*DIRECTIVE*:
Answer with nothing except the number of lines that contain the word "oblečení".

(Dataset records)

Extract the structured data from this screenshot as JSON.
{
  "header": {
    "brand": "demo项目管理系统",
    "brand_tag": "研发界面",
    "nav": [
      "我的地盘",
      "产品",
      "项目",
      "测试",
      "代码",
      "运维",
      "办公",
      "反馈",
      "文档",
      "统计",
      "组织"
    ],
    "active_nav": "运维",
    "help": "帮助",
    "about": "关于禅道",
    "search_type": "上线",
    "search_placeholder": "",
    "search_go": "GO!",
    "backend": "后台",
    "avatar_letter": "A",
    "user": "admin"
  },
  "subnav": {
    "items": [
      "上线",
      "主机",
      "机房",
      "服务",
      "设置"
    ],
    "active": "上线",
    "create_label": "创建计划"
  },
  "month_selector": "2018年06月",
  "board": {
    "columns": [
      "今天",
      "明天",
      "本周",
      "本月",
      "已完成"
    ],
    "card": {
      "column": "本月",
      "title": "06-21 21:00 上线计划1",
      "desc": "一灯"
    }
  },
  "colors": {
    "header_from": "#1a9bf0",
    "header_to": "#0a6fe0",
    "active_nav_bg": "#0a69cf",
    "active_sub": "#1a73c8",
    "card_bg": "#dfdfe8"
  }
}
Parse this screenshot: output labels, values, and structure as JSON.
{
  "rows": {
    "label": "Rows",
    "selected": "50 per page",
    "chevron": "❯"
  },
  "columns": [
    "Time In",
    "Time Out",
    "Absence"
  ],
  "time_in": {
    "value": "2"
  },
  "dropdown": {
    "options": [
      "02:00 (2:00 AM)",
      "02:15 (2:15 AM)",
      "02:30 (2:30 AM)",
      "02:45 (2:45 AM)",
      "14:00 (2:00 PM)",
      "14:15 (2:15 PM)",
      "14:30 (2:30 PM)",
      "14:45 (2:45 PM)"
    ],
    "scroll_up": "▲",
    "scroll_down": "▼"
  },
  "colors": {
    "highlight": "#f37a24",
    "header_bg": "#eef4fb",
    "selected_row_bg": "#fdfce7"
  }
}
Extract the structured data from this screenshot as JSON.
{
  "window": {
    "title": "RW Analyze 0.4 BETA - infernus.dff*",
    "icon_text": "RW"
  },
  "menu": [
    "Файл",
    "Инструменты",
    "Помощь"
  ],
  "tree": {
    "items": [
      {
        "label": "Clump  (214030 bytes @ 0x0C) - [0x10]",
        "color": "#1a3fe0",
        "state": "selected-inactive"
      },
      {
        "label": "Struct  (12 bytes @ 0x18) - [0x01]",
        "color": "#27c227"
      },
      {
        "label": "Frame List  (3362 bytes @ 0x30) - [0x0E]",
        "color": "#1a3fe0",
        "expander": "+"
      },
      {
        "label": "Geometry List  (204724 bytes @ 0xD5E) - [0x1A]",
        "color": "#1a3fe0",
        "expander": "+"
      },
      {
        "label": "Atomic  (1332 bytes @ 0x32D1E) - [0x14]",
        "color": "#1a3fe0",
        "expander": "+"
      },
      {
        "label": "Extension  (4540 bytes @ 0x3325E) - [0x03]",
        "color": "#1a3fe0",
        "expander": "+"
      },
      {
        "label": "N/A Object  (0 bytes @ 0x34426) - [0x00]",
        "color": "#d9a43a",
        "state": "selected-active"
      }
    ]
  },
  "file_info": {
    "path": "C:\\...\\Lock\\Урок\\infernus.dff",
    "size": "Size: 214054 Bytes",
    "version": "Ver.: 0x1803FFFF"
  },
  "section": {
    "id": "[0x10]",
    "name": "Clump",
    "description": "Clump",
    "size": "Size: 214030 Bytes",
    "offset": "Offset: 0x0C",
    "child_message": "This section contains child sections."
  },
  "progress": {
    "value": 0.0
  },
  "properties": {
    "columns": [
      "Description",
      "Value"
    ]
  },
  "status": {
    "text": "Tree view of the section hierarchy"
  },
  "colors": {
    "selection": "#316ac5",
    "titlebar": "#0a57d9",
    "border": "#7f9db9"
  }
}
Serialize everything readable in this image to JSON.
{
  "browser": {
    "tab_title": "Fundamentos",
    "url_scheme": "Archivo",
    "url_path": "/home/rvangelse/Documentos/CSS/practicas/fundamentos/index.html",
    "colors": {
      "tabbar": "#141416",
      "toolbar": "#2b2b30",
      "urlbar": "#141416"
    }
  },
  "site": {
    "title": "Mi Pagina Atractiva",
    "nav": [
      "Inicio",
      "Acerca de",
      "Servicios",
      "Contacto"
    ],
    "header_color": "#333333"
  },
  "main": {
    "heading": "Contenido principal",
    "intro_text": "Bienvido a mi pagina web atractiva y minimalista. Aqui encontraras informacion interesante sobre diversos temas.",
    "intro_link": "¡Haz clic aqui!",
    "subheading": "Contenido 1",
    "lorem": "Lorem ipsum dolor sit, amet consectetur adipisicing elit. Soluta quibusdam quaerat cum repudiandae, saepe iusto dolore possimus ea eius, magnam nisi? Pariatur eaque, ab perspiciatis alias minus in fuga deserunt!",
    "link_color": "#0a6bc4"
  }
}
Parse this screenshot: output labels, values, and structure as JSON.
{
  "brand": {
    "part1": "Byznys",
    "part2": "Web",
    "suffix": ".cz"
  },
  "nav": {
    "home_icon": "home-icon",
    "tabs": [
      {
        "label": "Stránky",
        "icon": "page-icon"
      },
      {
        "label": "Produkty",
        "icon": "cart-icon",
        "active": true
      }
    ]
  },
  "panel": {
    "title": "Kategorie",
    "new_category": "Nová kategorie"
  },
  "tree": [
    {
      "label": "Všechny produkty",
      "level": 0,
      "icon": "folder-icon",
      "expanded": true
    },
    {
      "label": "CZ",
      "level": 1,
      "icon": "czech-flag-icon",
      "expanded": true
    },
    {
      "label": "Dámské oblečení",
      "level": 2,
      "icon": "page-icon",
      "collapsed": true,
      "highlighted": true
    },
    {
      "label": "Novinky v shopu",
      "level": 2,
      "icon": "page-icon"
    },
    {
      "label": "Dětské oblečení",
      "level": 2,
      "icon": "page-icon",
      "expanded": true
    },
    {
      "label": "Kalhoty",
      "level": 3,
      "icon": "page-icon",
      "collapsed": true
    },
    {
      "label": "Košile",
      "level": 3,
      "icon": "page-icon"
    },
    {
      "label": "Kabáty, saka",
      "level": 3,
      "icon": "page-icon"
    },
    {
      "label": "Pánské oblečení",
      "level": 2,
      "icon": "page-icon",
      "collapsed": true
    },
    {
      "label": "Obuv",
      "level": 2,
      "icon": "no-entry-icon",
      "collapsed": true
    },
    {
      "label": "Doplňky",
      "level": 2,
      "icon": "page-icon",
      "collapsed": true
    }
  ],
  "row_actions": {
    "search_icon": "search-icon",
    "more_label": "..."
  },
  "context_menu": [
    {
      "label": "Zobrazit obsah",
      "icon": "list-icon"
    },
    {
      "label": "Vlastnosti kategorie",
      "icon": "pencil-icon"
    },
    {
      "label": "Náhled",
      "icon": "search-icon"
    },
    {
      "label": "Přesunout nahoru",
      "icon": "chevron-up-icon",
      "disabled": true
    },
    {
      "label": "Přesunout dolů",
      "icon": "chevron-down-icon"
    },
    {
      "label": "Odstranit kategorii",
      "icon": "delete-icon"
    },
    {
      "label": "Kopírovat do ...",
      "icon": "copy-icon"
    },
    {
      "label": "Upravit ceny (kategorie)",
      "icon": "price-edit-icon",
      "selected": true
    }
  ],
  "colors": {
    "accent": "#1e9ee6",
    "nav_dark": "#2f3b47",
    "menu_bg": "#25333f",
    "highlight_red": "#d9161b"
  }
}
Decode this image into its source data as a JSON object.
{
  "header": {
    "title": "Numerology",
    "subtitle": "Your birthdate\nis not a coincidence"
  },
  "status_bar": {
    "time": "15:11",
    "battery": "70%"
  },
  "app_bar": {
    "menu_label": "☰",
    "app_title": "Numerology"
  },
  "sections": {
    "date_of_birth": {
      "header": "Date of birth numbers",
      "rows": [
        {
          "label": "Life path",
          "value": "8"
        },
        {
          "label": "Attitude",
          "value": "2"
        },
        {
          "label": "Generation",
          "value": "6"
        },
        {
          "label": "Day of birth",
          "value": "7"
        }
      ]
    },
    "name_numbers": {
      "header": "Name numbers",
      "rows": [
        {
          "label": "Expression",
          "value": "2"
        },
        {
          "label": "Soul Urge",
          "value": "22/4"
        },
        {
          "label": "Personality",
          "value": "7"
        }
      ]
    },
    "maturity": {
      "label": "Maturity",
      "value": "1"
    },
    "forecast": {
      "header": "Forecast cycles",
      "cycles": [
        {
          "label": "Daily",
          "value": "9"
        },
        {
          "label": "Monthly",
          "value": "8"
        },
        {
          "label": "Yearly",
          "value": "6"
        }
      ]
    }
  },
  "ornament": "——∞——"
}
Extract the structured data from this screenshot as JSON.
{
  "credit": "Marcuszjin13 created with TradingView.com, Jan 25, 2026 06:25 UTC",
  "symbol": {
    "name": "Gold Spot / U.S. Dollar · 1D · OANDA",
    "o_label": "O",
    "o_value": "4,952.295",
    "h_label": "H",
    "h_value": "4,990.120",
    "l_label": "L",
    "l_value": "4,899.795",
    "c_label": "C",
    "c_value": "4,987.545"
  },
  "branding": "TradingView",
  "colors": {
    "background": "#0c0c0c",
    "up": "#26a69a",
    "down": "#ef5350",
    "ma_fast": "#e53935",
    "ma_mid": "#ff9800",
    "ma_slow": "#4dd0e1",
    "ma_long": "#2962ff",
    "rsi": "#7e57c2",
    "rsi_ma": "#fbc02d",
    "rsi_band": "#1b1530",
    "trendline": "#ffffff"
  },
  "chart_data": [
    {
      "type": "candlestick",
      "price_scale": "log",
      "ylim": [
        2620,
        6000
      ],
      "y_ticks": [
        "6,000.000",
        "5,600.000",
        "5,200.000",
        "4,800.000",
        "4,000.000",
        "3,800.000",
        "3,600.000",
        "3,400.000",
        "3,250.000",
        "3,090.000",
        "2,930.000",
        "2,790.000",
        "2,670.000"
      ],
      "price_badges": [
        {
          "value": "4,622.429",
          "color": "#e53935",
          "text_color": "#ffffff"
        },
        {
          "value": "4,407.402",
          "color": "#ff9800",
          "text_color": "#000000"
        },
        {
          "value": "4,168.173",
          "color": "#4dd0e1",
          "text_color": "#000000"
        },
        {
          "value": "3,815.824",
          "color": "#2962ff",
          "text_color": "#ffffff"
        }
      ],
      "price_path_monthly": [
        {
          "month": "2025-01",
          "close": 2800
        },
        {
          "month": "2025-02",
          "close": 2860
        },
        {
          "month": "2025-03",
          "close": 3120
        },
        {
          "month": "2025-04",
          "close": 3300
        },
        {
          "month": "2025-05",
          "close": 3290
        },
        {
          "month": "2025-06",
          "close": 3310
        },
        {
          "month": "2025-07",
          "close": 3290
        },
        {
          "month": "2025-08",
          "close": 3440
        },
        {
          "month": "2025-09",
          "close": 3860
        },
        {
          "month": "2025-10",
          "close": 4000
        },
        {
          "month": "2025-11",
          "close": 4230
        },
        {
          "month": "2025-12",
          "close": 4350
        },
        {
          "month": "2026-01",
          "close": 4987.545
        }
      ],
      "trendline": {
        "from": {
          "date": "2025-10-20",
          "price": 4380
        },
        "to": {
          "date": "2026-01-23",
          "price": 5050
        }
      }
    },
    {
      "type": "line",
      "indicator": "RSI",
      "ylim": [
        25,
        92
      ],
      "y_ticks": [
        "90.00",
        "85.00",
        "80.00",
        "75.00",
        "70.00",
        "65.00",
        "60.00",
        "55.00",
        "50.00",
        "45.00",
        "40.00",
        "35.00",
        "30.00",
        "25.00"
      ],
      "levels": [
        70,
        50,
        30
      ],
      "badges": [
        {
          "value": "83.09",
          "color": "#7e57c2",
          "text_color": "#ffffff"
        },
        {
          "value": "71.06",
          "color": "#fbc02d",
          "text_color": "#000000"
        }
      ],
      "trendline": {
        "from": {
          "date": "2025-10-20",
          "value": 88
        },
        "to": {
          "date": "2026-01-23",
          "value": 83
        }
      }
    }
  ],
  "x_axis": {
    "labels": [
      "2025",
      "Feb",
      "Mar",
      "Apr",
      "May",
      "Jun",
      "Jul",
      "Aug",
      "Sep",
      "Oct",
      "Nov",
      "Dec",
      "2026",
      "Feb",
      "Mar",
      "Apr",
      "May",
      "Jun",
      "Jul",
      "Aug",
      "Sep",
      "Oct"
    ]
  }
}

*EXERCISE ANSWER*:
3